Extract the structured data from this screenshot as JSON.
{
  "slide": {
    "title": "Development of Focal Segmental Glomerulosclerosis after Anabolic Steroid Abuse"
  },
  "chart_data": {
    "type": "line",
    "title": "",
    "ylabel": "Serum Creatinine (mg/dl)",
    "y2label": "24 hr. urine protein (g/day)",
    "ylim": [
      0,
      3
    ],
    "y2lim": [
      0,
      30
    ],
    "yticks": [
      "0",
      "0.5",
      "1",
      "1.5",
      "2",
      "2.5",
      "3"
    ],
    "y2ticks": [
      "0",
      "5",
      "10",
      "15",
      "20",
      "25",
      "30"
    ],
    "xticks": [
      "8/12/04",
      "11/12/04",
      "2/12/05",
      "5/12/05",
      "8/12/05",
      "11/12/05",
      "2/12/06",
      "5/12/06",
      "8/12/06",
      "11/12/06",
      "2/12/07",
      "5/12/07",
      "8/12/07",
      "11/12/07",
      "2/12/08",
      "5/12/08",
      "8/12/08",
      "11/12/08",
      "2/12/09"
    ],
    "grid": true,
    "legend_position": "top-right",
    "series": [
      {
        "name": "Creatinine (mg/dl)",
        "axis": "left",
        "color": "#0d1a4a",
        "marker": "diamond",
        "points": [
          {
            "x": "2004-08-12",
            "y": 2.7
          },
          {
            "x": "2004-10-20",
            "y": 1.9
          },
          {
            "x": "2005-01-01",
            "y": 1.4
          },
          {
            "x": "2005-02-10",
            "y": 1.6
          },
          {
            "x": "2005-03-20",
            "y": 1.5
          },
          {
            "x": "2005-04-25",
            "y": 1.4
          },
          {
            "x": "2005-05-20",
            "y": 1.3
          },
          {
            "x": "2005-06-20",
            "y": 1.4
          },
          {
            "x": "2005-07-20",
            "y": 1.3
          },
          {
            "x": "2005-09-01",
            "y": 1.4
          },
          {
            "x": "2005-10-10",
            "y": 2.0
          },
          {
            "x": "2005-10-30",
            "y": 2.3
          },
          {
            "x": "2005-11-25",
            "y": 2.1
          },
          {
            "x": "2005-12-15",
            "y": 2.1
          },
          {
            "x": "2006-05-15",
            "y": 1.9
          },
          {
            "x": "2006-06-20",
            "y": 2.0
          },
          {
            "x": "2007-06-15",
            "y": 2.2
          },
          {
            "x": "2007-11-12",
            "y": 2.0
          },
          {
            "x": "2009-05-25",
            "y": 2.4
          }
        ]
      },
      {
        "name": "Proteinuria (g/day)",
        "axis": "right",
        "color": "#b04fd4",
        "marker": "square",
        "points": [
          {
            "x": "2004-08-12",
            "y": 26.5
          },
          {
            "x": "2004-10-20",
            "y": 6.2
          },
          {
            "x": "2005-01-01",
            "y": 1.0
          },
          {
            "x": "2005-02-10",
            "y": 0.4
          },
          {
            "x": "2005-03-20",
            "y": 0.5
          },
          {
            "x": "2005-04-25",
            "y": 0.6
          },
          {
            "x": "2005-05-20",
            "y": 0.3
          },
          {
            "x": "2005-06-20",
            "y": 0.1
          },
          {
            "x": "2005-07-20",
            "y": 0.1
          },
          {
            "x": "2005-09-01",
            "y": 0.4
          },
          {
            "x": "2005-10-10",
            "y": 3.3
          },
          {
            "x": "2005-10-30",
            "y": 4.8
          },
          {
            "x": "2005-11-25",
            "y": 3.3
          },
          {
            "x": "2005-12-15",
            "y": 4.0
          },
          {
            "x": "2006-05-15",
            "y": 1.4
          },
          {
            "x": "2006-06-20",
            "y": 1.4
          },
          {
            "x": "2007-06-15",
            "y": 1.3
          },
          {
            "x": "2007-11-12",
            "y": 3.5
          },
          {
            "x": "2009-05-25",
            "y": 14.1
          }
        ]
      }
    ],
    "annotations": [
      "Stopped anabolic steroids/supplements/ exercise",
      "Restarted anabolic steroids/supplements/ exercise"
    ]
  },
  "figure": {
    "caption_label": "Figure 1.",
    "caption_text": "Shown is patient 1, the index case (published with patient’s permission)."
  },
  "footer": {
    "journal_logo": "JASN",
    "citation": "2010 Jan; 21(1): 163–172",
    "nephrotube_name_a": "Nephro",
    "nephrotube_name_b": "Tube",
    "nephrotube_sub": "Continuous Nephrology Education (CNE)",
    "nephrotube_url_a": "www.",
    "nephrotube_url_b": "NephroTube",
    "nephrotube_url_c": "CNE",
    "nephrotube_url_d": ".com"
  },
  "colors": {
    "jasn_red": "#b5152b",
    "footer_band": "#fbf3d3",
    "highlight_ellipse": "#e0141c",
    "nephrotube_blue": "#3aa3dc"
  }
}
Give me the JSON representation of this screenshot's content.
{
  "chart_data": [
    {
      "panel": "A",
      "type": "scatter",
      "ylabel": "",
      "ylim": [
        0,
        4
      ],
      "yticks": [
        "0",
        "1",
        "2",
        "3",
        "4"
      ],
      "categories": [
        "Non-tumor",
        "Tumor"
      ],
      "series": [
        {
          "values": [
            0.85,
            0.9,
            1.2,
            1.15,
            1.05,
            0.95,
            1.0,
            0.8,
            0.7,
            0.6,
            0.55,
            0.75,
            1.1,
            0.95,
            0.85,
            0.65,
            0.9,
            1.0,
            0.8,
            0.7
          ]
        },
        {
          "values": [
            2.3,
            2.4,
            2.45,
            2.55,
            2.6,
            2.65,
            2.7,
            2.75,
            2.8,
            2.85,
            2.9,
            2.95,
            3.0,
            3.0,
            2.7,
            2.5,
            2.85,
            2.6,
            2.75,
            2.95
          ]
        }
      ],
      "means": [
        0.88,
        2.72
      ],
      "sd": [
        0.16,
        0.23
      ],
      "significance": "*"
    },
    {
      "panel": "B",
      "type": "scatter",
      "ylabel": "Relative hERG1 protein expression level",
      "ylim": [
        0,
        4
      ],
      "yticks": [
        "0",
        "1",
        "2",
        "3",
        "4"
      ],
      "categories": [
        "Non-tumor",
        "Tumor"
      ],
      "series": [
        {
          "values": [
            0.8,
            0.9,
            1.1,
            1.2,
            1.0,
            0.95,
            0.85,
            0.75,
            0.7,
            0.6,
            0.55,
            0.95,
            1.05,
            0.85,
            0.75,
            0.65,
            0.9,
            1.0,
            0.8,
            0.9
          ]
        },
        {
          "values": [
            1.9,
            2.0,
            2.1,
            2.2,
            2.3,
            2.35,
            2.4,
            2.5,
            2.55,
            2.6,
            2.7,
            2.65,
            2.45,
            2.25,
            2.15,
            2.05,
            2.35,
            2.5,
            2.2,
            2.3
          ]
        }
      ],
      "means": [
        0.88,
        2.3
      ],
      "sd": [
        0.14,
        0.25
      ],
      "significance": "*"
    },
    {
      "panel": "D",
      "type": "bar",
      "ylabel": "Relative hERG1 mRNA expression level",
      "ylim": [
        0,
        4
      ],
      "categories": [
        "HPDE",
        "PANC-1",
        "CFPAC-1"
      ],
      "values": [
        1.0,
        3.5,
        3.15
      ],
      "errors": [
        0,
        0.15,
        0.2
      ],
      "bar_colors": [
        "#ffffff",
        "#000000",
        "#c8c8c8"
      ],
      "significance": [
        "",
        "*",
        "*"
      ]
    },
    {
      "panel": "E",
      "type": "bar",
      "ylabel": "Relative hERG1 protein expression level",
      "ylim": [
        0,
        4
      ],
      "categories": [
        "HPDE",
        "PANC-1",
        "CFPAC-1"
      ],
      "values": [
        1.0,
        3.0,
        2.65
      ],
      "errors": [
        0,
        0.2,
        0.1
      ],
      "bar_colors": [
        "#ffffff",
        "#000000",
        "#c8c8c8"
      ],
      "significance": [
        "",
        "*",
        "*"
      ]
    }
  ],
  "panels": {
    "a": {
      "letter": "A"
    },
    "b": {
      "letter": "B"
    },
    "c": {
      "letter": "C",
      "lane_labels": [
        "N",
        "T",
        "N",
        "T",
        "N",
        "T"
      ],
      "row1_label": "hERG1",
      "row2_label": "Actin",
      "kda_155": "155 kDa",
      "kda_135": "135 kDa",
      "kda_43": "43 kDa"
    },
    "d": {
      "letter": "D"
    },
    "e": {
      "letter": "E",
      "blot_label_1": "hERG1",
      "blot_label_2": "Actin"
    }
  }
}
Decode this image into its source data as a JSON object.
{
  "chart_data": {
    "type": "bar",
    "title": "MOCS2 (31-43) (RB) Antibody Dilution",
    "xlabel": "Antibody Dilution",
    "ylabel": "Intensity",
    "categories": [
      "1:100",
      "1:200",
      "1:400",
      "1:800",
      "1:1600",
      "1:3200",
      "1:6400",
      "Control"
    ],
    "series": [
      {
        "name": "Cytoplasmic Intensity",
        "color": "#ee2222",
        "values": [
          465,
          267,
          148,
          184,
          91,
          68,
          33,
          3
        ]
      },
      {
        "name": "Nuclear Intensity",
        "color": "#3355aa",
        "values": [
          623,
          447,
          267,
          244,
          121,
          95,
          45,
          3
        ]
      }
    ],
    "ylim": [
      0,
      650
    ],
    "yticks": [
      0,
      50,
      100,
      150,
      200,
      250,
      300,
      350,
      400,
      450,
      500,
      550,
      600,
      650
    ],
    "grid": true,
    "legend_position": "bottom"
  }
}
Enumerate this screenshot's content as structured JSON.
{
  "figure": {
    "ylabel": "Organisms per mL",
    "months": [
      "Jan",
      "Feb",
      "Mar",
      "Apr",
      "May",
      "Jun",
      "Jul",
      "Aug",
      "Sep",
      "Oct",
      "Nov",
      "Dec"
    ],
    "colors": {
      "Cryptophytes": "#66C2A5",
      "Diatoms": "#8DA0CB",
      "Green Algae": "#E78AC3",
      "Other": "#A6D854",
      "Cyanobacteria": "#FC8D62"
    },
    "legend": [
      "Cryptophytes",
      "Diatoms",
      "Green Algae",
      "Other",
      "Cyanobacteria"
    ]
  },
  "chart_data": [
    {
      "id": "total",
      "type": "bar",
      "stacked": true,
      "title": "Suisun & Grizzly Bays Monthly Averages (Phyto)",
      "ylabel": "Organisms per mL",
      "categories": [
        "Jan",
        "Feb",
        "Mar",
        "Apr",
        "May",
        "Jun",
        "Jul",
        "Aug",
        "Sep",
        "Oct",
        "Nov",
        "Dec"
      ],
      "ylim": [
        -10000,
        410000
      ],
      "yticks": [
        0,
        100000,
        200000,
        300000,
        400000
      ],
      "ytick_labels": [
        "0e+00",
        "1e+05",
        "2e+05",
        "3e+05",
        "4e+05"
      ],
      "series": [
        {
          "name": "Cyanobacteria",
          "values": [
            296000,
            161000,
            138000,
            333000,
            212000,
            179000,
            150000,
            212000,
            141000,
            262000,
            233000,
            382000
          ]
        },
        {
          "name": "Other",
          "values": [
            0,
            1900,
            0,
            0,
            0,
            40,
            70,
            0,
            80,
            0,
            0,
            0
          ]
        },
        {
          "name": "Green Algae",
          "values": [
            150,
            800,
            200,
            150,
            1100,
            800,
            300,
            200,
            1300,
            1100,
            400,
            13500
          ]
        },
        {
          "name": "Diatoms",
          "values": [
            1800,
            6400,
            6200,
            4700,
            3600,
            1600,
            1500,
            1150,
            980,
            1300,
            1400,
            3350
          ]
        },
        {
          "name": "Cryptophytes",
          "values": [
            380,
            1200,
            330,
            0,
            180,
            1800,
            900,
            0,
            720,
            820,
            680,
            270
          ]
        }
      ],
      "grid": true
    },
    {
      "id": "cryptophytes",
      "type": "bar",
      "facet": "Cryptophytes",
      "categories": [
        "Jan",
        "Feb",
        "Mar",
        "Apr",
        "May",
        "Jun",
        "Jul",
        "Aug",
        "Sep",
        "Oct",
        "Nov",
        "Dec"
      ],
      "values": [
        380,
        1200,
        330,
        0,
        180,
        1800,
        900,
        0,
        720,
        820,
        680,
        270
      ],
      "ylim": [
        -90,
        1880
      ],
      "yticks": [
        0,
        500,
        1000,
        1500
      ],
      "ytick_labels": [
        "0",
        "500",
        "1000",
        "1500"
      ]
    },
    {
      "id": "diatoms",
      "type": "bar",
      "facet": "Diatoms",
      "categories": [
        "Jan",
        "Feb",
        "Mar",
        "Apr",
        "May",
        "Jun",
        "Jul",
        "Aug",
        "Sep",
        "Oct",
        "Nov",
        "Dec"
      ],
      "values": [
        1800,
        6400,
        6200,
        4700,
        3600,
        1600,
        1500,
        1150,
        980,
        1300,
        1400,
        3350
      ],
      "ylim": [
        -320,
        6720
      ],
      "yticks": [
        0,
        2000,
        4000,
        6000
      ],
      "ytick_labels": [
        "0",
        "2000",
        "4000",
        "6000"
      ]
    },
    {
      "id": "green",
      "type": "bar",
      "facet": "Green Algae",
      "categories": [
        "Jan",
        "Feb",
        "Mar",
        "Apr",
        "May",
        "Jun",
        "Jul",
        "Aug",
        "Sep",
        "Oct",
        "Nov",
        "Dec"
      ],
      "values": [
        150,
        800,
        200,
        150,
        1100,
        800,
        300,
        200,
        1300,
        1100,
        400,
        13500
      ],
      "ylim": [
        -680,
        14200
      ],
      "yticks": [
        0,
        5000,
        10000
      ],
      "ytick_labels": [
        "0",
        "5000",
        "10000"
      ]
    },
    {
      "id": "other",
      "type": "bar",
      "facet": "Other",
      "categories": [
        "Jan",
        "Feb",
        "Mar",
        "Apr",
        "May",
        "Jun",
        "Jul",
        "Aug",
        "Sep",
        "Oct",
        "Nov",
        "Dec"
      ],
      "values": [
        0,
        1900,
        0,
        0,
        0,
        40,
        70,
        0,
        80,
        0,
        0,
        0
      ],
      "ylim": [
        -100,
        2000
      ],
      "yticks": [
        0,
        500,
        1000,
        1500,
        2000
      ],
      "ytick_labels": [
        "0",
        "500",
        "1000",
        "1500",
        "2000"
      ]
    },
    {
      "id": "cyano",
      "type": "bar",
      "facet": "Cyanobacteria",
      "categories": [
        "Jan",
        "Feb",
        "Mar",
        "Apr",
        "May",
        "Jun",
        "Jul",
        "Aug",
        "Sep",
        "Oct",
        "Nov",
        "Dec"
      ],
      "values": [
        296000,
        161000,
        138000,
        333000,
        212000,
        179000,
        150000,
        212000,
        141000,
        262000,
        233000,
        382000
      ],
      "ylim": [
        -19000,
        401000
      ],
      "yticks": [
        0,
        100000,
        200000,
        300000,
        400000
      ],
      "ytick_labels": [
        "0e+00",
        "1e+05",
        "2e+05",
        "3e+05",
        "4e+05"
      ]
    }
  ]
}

(Required action):
Answer with one number only: how many lines in the listing include "steroids".

(Reply):
2